DIRECTIONS:
Carry on the article below about building a business case for an operations execution initiative, starting right after its final sentence.

[START OF SUPPLIED TEXT]

Building the Business Case for your Operations Execution Initiative

Author:
David Karel
Published On:
Nov 16, 2020

In our previous posts in this series, we touched on the factors that are driving restaurant, convenience store, and grocery chain operators to prioritize initiatives that take their rigor around operations execution in every location to the next level, and then defined how technology is playing a role. Let’s turn to the specific outcomes that leading operators that are investing in these initiatives and enabling technologies are looking to achieve, and how your organization might approach building the internal business case to justify the investment.

Operators generally have one or more of the following aims in mind:   

  • Making employees across the organization more productive
  • Increasing the consistency and quality of work happening across locations
  • Improving the visibility you have into execution and performance across the operation 
  • Creating more consistent customer experiences and growing revenue

 

Let’s dig into how you might put some specific success metrics against these outcomes.

Increasing Productivity  

To scope the potential impact of an operations execution (OpsX) platform on your organization, explore productivity improvements in two key areas:

  • Individual roles on your team. From each vantage point in the organization, identify role-specific opportunities to use time more efficiently. I’ve included a graphic below with some examples by role. 
  • Key tasks and processes. How does the shift away from manual processes yield time savings that can be applied to higher value activities? For example, map out process efficiency gains in your audit management or incident response processes.
     
Productivity Gain
+ Click graphic to enlarge

 

Improved Quality of Execution

There are a range of quality-focused KPIs you can look to monitor and track improvements against when you deploy an OpsX platform:

  • Audit scores and brand standards. Internal and third-party audits help operations leaders understand where a store stacks up in terms of brand standards and quality. Consider what even a 5% or 10% increase in average audit scores would mean for your operation.
  • Health inspection scores. A health inspection violation can negatively impact business and brand reputation. How would scores improve if you gave store managers the tools to ensure proper compliance with all health and safety codes prior to inspection?

[END OF SUPPLIED TEXT]
[START OF GIVEN RECORDS]

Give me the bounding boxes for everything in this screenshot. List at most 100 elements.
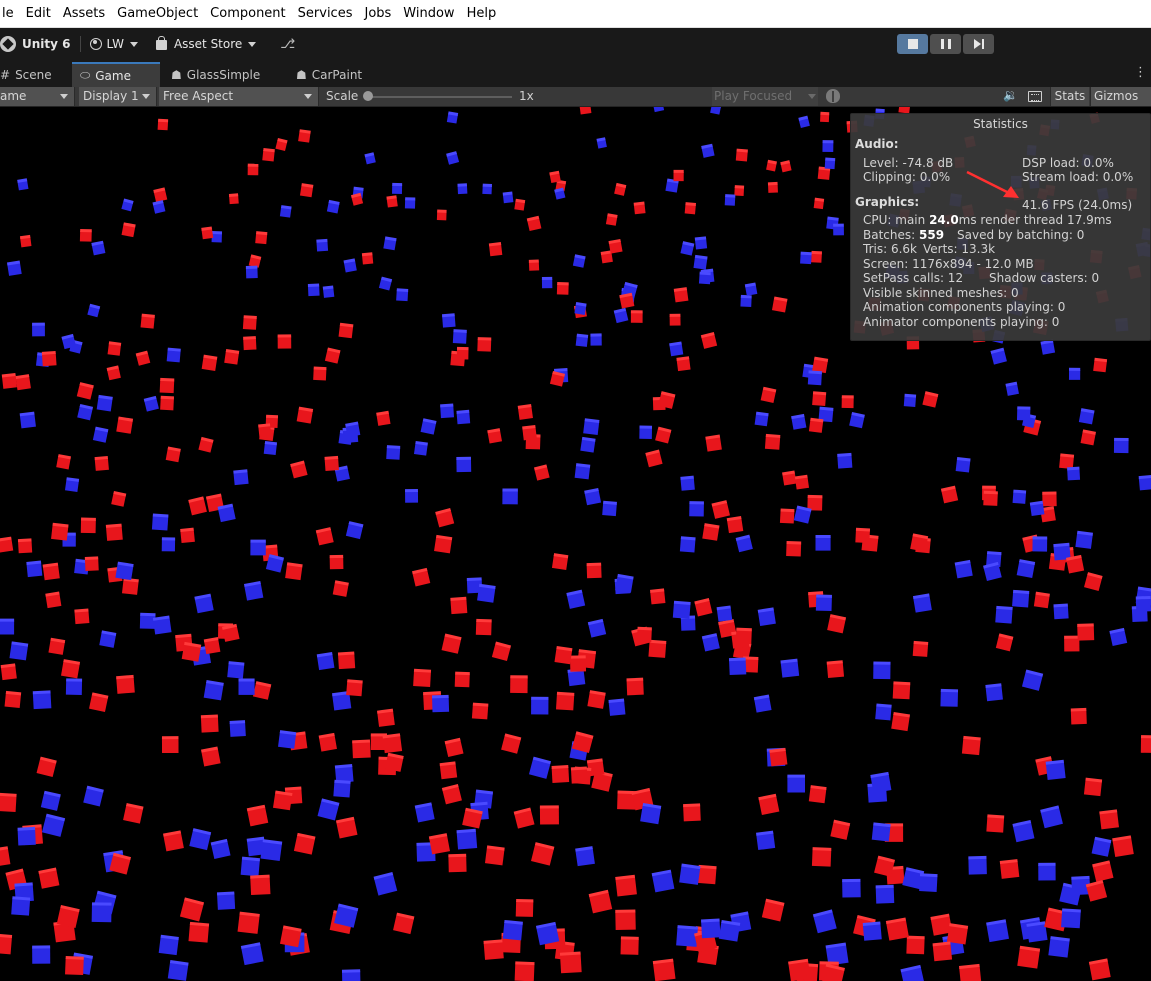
asset-store-dropdown[interactable]: Asset Store [155, 36, 257, 51]
blue-cube [596, 137, 607, 149]
red-cube [758, 793, 780, 816]
unity-version-button[interactable]: Unity 6 [0, 36, 71, 52]
robot-icon: ☗ [171, 67, 182, 82]
red-cube [111, 490, 127, 507]
game-mode-dropdown[interactable]: ame [0, 87, 75, 106]
blue-cube [531, 696, 549, 715]
aspect-dropdown[interactable]: Free Aspect [159, 87, 319, 106]
blue-cube [456, 828, 478, 850]
blue-cube [91, 240, 106, 256]
tab-glasssimple[interactable]: ☗ GlassSimple [163, 62, 281, 87]
asset-store-label: Asset Store [173, 37, 243, 51]
red-cube [48, 637, 66, 655]
pause-icon [940, 39, 951, 49]
red-cube [555, 691, 575, 711]
account-dropdown[interactable]: LW [89, 37, 138, 51]
robot-icon: ☗ [296, 67, 307, 82]
game-mode-label: ame [0, 89, 27, 103]
statistics-panel: Statistics Audio: Level: -74.8 dB DSP lo… [850, 113, 1151, 341]
menu-item-le[interactable]: le [0, 0, 20, 28]
tab-label: GlassSimple [186, 67, 261, 82]
blue-cube [871, 822, 891, 842]
aspect-label: Free Aspect [163, 89, 234, 103]
blue-cube [452, 329, 467, 344]
display-label: Display 1 [83, 89, 139, 103]
blue-cube [812, 909, 837, 934]
blue-cube [341, 969, 361, 981]
blue-cube [440, 403, 455, 419]
menu-item-component[interactable]: Component [204, 0, 291, 28]
red-cube [243, 336, 257, 351]
blue-cube [194, 593, 214, 614]
menu-item-services[interactable]: Services [292, 0, 359, 28]
blue-cube [260, 839, 283, 861]
play-controls [897, 34, 994, 54]
blue-cube [65, 678, 83, 695]
red-cube [441, 633, 462, 654]
red-cube [456, 346, 469, 360]
display-dropdown[interactable]: Display 1 [79, 87, 157, 106]
red-cube [764, 433, 781, 450]
keyboard-icon[interactable] [1028, 91, 1042, 102]
blue-cube [373, 871, 398, 896]
red-cube [42, 562, 60, 581]
scale-slider-track[interactable] [366, 96, 512, 98]
blue-cube [96, 394, 113, 412]
blue-cube [580, 436, 596, 453]
blue-cube [143, 395, 159, 412]
play-stop-button[interactable] [897, 34, 928, 54]
menu-item-edit[interactable]: Edit [20, 0, 57, 28]
menu-item-gameobject[interactable]: GameObject [111, 0, 204, 28]
bug-icon[interactable] [826, 89, 840, 103]
blue-cube [326, 199, 340, 214]
account-label: LW [106, 37, 124, 51]
blue-cube [875, 703, 892, 721]
blue-cube [307, 283, 320, 297]
pause-button[interactable] [930, 34, 961, 54]
blue-cube [679, 863, 701, 885]
speaker-mute-icon[interactable]: 🔉 [1003, 88, 1018, 102]
blue-cube [574, 463, 591, 480]
version-control-icon[interactable]: ⎇ [280, 37, 295, 52]
red-cube [735, 627, 752, 645]
tab-carpaint[interactable]: ☗ CarPaint [288, 62, 388, 87]
stats-toggle-button[interactable]: Stats [1050, 87, 1089, 106]
step-button[interactable] [963, 34, 994, 54]
red-cube [107, 341, 122, 356]
blue-cube [9, 641, 29, 661]
red-cube [807, 494, 823, 511]
blue-cube [233, 469, 249, 486]
scale-slider-handle[interactable] [363, 91, 373, 101]
tab-scene[interactable]: # Scene [0, 62, 72, 87]
menu-item-window[interactable]: Window [397, 0, 460, 28]
tab-game[interactable]: ⬭ Game [72, 62, 160, 87]
menu-item-help[interactable]: Help [461, 0, 503, 28]
blue-cube [210, 838, 231, 860]
blue-cube [710, 107, 722, 115]
red-cube [570, 766, 588, 784]
red-cube [906, 935, 925, 955]
blue-cube [602, 500, 617, 517]
annotation-arrow-icon [966, 170, 1019, 198]
red-cube [559, 951, 582, 974]
red-cube [946, 923, 969, 945]
red-cube [161, 736, 179, 754]
more-options-icon[interactable]: ⋮ [1134, 66, 1147, 79]
chevron-down-icon [60, 94, 68, 99]
red-cube [705, 434, 722, 452]
red-cube [986, 814, 1005, 833]
blue-cube [1109, 627, 1128, 647]
gizmos-toggle-button[interactable]: Gizmos [1090, 87, 1151, 106]
blue-cube [166, 347, 181, 363]
blue-cube [756, 830, 776, 851]
red-cube [116, 416, 134, 434]
blue-cube [238, 678, 255, 695]
menu-item-assets[interactable]: Assets [57, 0, 111, 28]
blue-cube [870, 771, 892, 794]
play-focused-dropdown[interactable]: Play Focused [712, 87, 818, 106]
blue-cube [535, 921, 560, 946]
blue-cube [954, 559, 973, 579]
menu-item-jobs[interactable]: Jobs [358, 0, 397, 28]
red-cube [56, 904, 80, 929]
stop-icon [907, 39, 918, 49]
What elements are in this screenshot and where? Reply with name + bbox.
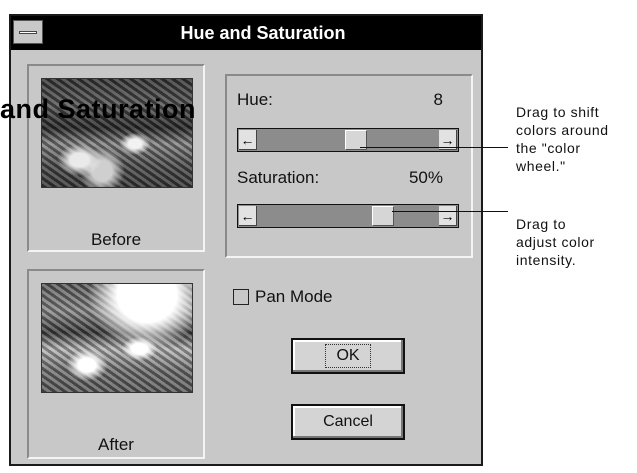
cancel-button-label: Cancel bbox=[323, 413, 373, 430]
callout-line-text: the "color bbox=[516, 140, 581, 156]
after-label: After bbox=[98, 435, 134, 454]
right-arrow-icon[interactable]: → bbox=[439, 206, 457, 226]
pan-mode-label: Pan Mode bbox=[255, 287, 333, 306]
callout-line-text: Drag to shift bbox=[516, 104, 600, 120]
hue-slider[interactable]: ← → bbox=[237, 128, 459, 152]
window-title: Hue and Saturation bbox=[180, 23, 346, 43]
callout-line-text: Drag to bbox=[516, 216, 567, 232]
saturation-callout-text: Drag to adjust color intensity. bbox=[516, 215, 595, 269]
saturation-label: Saturation: bbox=[237, 168, 320, 187]
title-bar: Hue and Saturation bbox=[11, 16, 481, 50]
before-preview-panel: Before bbox=[27, 64, 205, 252]
hue-saturation-dialog: Hue and Saturation Before After Hue: 8 ←… bbox=[9, 14, 483, 466]
saturation-slider[interactable]: ← → bbox=[237, 204, 459, 228]
saturation-slider-thumb[interactable] bbox=[371, 206, 394, 226]
system-menu-icon[interactable] bbox=[13, 20, 43, 44]
hue-callout-text: Drag to shift colors around the "color w… bbox=[516, 103, 609, 175]
cancel-button[interactable]: Cancel bbox=[291, 404, 405, 440]
pan-mode-checkbox[interactable] bbox=[233, 289, 249, 305]
before-label: Before bbox=[90, 230, 142, 249]
left-arrow-icon[interactable]: ← bbox=[239, 130, 257, 150]
saturation-callout-line bbox=[392, 211, 508, 212]
after-image bbox=[41, 283, 193, 393]
hue-value: 8 bbox=[433, 90, 443, 109]
hue-label: Hue: bbox=[237, 90, 273, 109]
overlay-caption: and Saturation bbox=[0, 94, 197, 124]
adjustment-controls-panel: Hue: 8 ← → Saturation: 50% ← → bbox=[225, 74, 473, 258]
after-preview-panel: After bbox=[27, 269, 205, 459]
left-arrow-icon[interactable]: ← bbox=[239, 206, 257, 226]
callout-line-text: colors around bbox=[516, 122, 609, 138]
hue-callout-line bbox=[360, 147, 508, 148]
callout-line-text: wheel." bbox=[516, 158, 566, 174]
callout-line-text: intensity. bbox=[516, 252, 577, 268]
ok-button-label: OK bbox=[325, 344, 371, 368]
callout-line-text: adjust color bbox=[516, 234, 595, 250]
ok-button[interactable]: OK bbox=[291, 338, 405, 374]
saturation-value: 50% bbox=[408, 168, 443, 187]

[END OF GIVEN RECORDS]

EXPECTED OUTPUT:
  • Foodborne illness outbreak costs and brand image. More consistent compliance against food safety procedures should greatly alleviate the risk of such an incident occurring. If you can prevent one incident per store each year, what kind of cost savings (or mitigated risk of lost revenue) could this generate?
  • Online reputation scores. Negative reviews due to quality or customer service complaints can send sales plummeting. By improving your operations execution to ensure higher, more consistent quality at your stores or restaurants, you should see the average star rating go up. In turn, that will likely result in an increase in sales.
  • Customer satisfaction survey scores. Have you begun using survey tools to measure customer experiences? If so, you’ll have a good benchmark to measure whether changes in your ops execution has improved the customer experience at your stores.

 

Gaining Visibility

Building a best-in-class operations execution strategy can provide far greater visibility into all of your metrics across stores, relating to both the efficiency and qualitative benchmarks that we’ve just reviewed. But how do we weigh the value of this enhanced visibility itself? 

Here are a few ways to look at it:

  • Identifying trends and common issues across locations. With a solution that helps you gather and make sense of data, you can immediately identify trends and address wide-spread problems earlier. For instance, if analysis of your audits shows that cashiers aren’t greeting or offering upsells correctly to customers, you can make sure to focus on this as a training opportunity.
  • Realtime HACCP temperature log visibility. Your operations execution platform should provide integrations with smart technology, providing instant readings and temp logs in real time, and enabling staff to receive alerts and take action immediately if temperatures go out of range, heading off potentially major issues.
  • Employee and store recognition. If you have better visibility into which team members are going above and beyond, you can incentivize and reward them. Store managers will have the insights to help them recognize staff for “Employee of the Month” programs and other perks, and corporate leaders can spot which store managers and field managers are performing at the top of their game, and involve them in leadership training.

 

Increasing Revenue

As your team begins drilling into the specific “ways” an OpsX initiative will make an impact, you’ll find that making people more productive (in your stores, in the field, and at the home office), enabling them to do their jobs well, and getting better visibility into the actual work that’s happening across the operation directly impacts your ability to create great customer experiences and grow revenue.

As you chart your own path to take your organization’s operations execution rigor to the next level, here’s free access to the Buyer’s Guide to Operations Execution Software, a resource for identifying the right solution for rolling out systems-wide initiatives and ensuring quality execution.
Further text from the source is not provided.